## Problem to solve
Gather up the lines that contain "water".

════════

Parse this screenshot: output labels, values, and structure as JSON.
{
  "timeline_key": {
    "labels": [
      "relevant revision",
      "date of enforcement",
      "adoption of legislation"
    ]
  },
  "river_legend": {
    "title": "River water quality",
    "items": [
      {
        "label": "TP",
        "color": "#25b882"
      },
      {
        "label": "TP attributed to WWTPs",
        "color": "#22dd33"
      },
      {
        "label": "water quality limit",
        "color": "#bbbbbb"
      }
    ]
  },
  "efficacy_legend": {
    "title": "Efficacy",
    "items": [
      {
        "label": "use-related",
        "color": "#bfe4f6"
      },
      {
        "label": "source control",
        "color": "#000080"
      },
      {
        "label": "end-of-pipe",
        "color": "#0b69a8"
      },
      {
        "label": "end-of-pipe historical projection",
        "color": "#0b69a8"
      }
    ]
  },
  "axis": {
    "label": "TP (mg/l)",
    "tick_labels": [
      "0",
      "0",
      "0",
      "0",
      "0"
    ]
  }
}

════════

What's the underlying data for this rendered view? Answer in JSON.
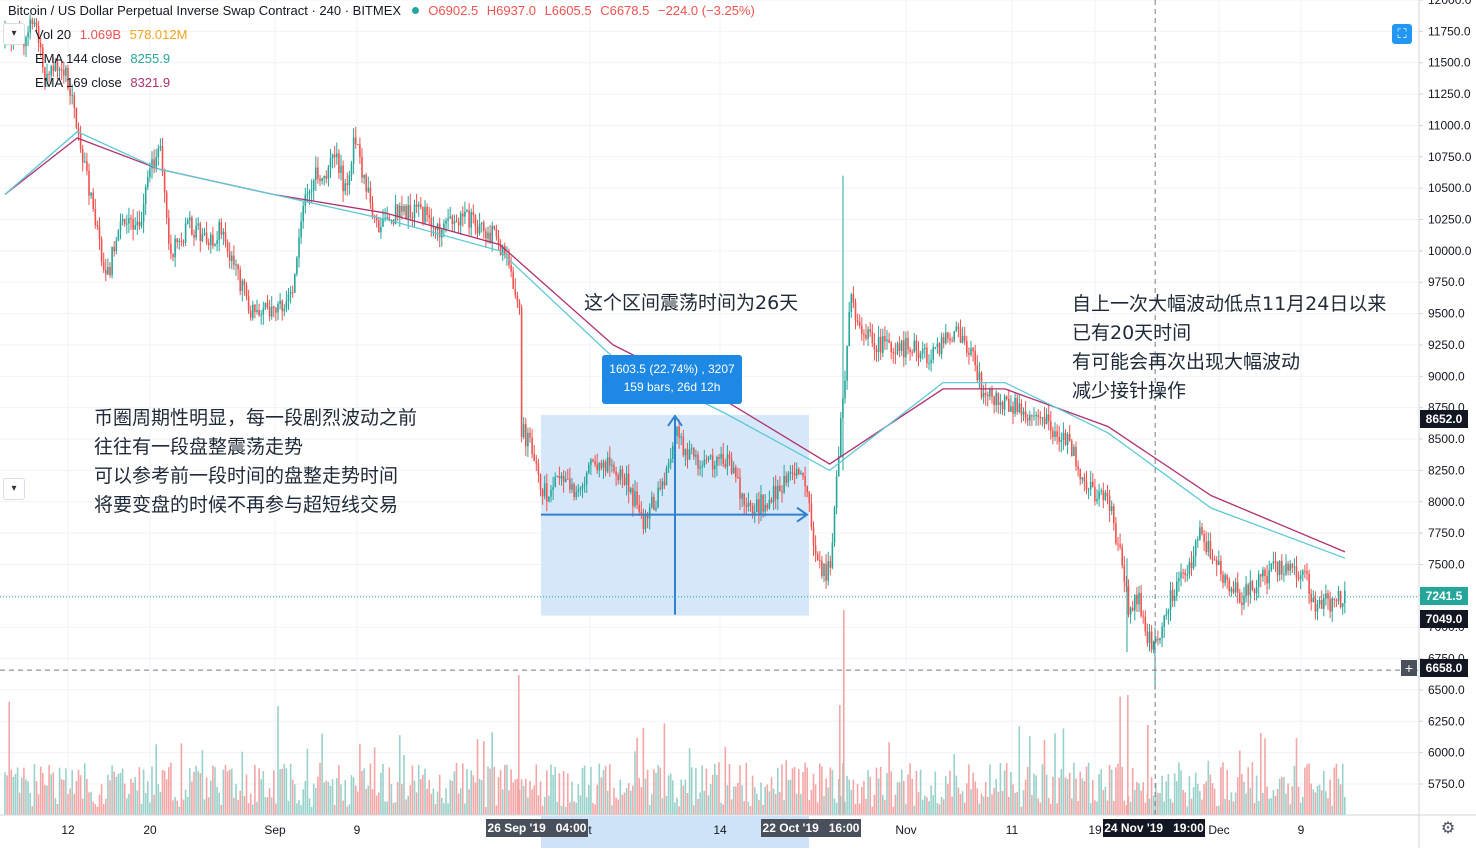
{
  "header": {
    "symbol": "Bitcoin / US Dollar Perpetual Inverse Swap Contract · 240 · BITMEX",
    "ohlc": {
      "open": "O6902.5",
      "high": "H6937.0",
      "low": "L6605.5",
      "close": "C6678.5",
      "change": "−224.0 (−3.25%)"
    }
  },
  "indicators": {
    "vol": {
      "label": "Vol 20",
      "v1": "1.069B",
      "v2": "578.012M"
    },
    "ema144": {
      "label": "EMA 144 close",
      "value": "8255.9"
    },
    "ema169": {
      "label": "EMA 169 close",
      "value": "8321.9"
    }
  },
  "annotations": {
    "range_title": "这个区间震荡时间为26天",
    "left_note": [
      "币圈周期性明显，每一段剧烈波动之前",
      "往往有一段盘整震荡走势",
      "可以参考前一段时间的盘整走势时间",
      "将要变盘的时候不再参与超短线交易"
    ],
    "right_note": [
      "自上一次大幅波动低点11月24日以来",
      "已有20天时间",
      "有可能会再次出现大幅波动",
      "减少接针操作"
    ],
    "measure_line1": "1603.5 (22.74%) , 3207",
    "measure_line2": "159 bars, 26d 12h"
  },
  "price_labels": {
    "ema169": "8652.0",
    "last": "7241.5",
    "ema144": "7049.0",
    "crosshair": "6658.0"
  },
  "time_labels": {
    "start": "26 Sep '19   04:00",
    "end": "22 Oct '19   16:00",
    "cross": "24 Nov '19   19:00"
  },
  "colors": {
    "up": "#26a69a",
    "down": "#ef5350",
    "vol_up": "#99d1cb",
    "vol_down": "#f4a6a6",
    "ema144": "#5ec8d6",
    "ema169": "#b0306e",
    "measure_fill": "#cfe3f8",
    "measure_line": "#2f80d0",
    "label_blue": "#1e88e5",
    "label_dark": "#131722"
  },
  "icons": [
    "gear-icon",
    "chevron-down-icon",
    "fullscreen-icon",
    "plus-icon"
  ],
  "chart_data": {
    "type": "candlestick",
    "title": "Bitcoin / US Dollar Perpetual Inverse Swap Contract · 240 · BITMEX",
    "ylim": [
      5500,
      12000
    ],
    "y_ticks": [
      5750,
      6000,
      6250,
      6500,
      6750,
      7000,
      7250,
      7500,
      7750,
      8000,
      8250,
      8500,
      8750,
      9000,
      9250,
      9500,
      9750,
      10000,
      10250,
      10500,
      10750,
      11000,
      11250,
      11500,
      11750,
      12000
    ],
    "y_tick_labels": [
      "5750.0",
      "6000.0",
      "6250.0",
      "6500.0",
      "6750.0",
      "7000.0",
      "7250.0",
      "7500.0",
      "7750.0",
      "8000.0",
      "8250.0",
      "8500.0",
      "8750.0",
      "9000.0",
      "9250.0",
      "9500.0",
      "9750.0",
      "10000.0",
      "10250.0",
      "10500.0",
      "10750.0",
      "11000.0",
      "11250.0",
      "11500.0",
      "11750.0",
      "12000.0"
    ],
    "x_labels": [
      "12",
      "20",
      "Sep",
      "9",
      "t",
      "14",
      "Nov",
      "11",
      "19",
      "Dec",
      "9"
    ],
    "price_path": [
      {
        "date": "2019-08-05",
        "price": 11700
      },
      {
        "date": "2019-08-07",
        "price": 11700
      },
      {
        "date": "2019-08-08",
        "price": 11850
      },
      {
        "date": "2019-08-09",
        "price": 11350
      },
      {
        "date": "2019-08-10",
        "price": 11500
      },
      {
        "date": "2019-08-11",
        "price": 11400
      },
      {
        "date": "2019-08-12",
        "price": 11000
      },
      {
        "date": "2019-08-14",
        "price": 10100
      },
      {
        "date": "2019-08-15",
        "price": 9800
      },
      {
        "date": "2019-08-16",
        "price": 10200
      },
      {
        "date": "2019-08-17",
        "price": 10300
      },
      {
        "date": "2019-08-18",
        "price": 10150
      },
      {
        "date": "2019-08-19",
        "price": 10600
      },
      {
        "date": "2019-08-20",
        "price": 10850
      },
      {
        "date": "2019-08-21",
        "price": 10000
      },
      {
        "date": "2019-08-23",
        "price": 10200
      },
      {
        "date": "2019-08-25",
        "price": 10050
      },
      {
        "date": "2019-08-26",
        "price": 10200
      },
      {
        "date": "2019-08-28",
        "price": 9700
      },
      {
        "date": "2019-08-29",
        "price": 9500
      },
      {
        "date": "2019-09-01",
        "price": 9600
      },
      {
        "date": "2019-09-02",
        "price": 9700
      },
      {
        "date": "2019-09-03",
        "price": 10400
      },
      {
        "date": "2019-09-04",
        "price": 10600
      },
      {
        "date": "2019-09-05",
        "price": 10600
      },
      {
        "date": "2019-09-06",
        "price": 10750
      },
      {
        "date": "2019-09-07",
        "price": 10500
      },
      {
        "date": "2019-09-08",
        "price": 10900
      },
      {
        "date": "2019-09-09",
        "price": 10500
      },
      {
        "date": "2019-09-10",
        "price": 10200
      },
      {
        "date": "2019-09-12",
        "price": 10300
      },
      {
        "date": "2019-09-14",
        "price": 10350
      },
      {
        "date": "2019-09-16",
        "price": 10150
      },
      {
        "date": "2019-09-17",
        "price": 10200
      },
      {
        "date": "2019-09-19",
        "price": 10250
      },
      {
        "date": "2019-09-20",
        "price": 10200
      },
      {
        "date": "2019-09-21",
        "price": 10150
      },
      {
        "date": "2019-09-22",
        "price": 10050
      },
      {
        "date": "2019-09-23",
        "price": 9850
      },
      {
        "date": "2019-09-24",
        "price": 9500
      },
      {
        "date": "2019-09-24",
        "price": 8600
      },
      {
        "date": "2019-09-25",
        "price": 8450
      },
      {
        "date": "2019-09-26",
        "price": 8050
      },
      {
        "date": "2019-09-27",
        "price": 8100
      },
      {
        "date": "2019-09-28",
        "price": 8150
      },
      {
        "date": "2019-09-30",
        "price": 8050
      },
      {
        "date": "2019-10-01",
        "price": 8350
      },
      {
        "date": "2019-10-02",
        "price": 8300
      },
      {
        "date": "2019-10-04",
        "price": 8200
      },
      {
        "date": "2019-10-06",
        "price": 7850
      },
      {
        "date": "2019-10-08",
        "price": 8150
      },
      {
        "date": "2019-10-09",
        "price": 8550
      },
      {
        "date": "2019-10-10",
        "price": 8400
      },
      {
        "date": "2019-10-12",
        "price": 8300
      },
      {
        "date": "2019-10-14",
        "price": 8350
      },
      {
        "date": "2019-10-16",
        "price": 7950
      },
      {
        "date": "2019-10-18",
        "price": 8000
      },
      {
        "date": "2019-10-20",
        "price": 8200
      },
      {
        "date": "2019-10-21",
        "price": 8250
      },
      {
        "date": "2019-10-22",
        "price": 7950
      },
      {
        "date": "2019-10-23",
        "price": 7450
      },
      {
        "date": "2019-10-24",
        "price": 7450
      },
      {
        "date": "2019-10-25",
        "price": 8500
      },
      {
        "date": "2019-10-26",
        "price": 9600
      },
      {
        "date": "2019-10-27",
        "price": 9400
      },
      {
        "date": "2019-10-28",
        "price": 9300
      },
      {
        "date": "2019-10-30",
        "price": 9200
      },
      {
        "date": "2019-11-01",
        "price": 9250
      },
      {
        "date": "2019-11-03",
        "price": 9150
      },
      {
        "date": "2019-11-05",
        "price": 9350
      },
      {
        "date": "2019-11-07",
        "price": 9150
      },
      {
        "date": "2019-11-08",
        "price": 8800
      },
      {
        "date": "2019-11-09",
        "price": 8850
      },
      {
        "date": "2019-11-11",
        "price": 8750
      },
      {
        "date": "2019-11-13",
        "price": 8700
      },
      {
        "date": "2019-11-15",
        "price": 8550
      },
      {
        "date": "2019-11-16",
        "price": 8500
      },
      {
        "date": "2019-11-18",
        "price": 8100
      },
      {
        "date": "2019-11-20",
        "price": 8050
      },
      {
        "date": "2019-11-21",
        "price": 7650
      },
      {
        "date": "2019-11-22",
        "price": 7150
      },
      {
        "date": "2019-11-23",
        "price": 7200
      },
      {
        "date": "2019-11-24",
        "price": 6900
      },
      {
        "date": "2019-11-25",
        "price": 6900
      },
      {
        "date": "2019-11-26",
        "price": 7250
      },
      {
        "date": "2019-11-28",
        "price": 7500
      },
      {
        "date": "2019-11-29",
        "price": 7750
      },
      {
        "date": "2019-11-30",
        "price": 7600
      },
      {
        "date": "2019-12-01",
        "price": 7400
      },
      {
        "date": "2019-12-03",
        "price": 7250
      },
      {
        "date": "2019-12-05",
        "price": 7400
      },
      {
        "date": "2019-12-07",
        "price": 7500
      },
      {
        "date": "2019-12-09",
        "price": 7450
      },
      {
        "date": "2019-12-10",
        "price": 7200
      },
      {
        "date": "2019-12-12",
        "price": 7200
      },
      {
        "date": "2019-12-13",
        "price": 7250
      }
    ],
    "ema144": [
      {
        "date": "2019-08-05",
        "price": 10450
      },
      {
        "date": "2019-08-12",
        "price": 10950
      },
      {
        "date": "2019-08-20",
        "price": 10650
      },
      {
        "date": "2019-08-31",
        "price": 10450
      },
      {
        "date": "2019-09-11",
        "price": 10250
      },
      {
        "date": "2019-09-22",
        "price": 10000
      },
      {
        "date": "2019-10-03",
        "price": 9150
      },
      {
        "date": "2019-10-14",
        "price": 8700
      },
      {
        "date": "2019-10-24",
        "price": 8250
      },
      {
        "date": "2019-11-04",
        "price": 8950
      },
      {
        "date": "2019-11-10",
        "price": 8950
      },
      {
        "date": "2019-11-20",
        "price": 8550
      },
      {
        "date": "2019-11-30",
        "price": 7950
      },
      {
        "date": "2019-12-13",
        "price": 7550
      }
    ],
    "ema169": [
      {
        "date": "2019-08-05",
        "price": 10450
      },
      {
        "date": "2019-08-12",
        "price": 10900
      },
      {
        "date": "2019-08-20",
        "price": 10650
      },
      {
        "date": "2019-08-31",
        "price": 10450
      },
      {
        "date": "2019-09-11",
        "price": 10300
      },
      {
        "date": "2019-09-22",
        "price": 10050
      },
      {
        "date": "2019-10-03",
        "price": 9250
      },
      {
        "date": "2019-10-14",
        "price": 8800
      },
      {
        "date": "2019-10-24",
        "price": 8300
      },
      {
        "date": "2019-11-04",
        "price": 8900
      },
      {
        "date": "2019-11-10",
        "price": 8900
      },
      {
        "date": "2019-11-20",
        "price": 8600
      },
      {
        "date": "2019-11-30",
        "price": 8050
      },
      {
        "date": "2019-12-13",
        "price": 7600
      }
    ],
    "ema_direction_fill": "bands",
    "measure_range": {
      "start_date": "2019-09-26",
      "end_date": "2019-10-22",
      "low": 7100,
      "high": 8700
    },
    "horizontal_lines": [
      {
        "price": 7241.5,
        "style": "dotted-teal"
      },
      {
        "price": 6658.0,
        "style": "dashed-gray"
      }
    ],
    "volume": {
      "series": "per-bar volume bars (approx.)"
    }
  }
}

════════

## Exercise output
    "title": "River water quality",
        "label": "water quality limit",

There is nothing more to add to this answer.